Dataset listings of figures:
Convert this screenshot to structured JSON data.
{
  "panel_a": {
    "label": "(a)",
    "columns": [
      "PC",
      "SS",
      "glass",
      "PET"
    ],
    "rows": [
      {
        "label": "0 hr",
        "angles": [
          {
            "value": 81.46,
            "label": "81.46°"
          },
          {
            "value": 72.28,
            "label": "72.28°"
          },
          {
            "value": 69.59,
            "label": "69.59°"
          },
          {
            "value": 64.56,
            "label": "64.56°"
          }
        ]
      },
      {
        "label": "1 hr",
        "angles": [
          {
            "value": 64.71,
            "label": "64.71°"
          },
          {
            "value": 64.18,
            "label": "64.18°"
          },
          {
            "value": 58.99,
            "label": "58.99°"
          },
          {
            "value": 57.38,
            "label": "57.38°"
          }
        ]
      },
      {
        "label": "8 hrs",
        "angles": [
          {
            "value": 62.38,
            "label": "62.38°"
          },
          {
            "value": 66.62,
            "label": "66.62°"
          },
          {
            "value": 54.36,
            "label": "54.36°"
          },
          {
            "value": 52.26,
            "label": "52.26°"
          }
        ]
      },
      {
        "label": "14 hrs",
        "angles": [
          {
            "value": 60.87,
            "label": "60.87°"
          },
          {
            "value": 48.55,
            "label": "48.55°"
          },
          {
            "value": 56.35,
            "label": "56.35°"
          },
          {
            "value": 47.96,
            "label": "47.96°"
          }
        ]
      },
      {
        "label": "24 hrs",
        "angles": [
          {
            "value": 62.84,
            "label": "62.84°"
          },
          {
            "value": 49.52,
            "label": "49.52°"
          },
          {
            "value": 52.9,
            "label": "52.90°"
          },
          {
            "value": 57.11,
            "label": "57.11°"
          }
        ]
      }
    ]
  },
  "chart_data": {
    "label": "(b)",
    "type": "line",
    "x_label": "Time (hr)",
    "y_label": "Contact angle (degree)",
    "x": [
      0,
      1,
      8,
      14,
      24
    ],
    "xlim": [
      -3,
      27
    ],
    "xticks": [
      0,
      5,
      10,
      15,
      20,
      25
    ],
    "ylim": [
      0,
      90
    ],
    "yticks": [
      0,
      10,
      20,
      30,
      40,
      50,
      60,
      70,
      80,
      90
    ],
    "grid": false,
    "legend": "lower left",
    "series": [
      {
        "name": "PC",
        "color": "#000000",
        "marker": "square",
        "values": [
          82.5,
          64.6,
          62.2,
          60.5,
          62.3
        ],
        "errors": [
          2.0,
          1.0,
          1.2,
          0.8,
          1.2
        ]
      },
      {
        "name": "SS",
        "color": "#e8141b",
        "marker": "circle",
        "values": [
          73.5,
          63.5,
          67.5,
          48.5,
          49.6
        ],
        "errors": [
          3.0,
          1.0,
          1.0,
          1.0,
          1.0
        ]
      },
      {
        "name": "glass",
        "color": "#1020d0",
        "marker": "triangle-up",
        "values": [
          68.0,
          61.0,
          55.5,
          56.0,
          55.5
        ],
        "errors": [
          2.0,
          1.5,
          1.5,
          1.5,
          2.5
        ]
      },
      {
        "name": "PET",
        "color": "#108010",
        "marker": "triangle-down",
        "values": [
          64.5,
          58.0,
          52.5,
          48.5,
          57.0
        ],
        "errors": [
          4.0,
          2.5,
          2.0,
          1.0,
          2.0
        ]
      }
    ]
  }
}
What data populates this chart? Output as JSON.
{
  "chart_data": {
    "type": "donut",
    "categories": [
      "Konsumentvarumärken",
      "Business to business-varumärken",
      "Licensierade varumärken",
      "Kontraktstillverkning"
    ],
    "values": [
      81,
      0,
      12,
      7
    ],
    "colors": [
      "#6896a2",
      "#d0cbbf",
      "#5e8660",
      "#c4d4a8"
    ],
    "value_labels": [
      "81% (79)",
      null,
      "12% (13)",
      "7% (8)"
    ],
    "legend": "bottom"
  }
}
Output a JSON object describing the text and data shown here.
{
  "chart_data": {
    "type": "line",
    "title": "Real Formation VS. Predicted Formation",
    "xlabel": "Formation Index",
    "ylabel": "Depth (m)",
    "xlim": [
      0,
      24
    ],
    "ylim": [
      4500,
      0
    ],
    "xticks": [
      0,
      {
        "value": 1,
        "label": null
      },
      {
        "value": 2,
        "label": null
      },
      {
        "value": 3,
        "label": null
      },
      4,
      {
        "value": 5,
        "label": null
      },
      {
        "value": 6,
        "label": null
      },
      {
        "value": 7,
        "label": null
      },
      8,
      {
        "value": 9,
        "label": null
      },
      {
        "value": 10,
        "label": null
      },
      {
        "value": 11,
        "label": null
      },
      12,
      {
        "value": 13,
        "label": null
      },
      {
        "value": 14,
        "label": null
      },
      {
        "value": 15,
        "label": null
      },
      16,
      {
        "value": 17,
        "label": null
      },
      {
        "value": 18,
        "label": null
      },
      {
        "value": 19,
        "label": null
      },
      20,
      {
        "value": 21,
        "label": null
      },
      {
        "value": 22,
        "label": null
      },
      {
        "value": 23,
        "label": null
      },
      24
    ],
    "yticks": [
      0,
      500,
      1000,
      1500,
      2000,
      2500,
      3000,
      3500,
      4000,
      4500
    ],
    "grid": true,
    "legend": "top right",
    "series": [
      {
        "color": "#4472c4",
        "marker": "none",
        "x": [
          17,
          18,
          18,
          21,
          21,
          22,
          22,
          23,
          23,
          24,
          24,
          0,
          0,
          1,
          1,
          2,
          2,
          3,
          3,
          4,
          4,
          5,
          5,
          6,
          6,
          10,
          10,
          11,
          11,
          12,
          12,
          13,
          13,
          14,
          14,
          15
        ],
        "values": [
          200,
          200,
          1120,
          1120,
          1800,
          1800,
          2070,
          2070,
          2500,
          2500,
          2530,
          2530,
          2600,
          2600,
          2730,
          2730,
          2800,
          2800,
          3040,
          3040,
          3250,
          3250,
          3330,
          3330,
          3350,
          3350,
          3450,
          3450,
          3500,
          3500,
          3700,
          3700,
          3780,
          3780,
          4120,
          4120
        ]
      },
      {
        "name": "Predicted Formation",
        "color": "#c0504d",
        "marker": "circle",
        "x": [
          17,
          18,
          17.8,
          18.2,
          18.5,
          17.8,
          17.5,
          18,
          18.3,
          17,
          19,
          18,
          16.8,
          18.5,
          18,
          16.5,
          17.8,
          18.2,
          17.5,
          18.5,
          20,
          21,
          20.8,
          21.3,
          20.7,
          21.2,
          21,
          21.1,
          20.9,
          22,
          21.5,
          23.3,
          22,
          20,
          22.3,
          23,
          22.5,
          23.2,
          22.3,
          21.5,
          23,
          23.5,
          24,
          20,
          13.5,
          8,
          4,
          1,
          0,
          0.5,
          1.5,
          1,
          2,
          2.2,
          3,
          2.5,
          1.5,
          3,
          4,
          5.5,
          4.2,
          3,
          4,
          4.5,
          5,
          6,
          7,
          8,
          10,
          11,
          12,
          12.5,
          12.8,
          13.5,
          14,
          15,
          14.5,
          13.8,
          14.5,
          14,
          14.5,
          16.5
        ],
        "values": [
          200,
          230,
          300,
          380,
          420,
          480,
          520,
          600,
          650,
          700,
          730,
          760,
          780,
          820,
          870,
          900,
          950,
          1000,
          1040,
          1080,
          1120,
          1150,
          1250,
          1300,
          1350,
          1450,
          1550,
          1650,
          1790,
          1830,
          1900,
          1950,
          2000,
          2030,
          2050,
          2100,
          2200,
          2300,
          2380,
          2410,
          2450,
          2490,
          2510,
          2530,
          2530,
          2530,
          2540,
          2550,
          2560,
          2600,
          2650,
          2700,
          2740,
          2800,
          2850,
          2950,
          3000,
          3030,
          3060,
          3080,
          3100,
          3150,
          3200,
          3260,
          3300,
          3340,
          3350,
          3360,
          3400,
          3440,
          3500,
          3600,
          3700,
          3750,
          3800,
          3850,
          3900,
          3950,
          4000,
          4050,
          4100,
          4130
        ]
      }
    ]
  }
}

§ **STATED EXERCISE**
Determine the number of lines in these entries that contain the word "Output", and write only that number.

§ **ANSWER FOR THE TASK**
2